▼
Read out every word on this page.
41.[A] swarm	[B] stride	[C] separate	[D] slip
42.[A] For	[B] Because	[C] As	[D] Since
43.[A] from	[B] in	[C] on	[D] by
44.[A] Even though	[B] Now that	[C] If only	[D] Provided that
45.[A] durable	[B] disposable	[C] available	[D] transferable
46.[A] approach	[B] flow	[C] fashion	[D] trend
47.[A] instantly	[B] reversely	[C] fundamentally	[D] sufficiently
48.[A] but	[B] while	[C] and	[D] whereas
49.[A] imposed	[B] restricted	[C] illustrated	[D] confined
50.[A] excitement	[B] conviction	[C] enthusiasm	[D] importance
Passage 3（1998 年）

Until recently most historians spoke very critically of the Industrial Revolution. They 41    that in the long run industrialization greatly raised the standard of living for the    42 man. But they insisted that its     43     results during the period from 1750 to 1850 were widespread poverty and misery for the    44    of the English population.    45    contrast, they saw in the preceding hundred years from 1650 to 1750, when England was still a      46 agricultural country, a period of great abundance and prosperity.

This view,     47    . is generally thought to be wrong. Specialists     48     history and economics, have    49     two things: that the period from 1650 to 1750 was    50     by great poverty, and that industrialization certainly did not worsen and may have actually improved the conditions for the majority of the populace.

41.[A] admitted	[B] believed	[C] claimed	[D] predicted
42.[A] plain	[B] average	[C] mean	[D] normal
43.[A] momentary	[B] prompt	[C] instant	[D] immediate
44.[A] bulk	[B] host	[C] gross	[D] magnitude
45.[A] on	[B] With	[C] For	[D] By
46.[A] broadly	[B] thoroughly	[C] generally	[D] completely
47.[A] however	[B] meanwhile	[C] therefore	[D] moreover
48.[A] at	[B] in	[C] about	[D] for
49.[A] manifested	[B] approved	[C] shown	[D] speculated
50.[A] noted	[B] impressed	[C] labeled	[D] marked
▲
▼
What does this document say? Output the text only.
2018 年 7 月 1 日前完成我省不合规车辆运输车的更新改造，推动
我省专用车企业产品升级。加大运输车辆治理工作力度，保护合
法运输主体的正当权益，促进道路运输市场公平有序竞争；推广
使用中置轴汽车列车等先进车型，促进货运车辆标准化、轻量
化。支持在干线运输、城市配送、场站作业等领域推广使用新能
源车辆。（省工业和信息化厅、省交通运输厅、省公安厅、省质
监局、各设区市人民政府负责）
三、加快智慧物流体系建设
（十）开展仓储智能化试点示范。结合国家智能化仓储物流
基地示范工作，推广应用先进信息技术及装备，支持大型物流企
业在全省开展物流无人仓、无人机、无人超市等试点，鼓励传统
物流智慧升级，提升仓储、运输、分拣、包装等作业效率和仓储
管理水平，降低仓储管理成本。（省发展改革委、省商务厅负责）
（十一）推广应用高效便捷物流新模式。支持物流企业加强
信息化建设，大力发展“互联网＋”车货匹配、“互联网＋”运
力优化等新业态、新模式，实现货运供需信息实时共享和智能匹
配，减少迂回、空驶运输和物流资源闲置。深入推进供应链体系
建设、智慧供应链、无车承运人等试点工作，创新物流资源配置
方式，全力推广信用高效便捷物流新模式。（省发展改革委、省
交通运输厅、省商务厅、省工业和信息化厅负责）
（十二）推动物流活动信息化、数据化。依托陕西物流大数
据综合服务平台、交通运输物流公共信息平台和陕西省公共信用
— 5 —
▲
▼
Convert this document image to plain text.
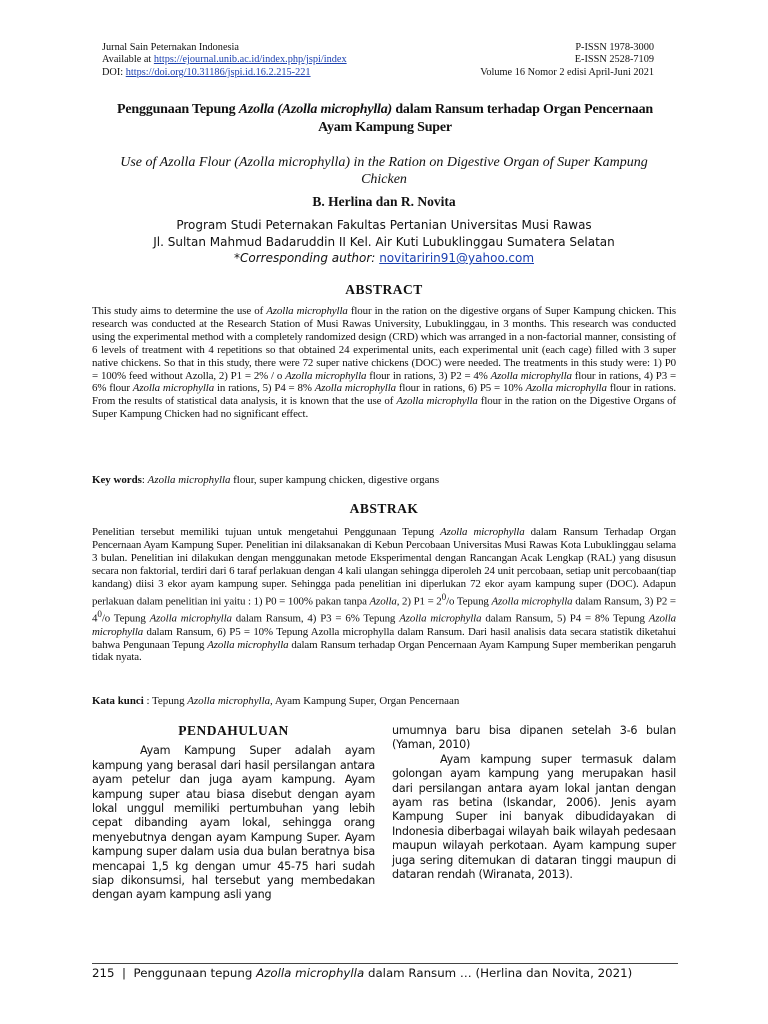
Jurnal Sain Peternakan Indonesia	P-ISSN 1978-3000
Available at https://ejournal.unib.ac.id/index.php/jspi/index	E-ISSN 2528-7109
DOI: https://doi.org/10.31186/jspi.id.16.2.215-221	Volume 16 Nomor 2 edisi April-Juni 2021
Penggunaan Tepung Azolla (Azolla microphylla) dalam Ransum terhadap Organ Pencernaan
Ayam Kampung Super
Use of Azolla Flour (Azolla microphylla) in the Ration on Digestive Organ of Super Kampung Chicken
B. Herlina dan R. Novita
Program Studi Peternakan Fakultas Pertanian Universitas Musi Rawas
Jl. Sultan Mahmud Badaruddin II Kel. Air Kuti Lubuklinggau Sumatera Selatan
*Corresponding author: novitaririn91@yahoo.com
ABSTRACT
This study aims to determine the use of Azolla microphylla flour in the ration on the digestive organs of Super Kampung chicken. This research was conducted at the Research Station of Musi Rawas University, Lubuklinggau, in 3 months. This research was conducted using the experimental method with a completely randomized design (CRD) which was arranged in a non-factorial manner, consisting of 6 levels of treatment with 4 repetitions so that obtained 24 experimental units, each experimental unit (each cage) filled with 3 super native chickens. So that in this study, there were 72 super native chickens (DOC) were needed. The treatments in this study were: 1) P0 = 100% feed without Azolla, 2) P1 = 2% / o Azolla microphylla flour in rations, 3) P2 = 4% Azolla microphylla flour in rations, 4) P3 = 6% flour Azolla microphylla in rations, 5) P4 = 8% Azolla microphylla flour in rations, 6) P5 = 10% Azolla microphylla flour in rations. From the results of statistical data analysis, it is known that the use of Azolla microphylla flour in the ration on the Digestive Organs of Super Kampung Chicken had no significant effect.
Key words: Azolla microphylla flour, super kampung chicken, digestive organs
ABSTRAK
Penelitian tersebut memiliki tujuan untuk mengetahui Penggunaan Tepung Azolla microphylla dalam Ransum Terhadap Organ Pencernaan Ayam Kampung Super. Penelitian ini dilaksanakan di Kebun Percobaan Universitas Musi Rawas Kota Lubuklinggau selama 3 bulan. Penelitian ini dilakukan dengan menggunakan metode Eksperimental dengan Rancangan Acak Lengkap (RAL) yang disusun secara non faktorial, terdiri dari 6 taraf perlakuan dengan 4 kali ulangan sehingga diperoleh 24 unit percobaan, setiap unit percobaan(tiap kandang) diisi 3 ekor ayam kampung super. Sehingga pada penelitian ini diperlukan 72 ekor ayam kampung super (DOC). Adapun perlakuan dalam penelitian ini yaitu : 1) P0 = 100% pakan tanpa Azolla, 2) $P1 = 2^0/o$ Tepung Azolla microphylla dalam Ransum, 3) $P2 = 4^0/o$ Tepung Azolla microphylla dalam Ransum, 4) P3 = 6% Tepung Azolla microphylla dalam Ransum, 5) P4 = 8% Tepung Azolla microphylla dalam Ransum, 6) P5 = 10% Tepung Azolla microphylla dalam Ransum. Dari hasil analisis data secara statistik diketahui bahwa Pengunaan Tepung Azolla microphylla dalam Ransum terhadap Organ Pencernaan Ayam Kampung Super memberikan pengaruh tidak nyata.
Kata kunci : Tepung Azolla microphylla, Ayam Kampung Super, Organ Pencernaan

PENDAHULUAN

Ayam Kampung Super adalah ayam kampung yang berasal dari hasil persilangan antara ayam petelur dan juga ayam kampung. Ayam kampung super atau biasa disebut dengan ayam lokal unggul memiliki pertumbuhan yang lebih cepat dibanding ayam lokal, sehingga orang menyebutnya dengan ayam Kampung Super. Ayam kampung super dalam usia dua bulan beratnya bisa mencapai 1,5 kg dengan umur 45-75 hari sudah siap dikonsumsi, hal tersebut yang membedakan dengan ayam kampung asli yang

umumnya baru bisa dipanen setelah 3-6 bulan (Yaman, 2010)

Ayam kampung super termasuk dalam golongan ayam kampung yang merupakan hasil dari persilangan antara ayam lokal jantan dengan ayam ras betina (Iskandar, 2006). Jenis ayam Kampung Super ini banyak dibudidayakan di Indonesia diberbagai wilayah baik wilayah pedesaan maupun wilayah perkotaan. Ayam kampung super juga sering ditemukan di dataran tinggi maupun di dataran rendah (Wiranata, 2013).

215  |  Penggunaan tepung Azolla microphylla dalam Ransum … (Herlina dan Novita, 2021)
▲
Which lines hold the word "省发展改革委"? Copy each of them from the records.

管理水平，降低仓储管理成本。（省发展改革委、省商务厅负责）
方式，全力推广信用高效便捷物流新模式。（省发展改革委、省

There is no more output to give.